▸ **Required action**
Write how many lines in the records below include the string "label". No other text should be given.

>>

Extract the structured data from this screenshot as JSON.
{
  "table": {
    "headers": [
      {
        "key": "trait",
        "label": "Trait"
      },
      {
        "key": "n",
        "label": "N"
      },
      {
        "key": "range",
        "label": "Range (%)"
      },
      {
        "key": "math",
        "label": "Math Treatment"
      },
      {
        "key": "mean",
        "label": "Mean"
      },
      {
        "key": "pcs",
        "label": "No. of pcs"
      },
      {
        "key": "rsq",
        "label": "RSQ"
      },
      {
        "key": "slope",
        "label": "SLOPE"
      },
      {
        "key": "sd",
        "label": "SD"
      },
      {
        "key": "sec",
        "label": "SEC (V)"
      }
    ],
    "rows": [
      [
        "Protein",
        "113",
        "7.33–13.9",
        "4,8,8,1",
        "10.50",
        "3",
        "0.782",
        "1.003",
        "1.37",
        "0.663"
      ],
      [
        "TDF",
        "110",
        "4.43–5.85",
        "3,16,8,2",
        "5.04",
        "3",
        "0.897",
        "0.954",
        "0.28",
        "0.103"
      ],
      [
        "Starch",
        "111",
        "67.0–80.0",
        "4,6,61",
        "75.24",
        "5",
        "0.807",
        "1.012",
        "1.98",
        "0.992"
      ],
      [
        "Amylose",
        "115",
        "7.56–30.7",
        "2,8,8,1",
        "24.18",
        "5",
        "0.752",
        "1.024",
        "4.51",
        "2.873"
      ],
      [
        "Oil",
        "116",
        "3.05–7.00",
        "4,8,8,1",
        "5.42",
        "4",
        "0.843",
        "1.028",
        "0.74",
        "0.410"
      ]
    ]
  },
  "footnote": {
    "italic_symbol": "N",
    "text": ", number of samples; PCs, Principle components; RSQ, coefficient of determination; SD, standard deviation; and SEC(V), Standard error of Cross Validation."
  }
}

<<

▸ **Finished task**
10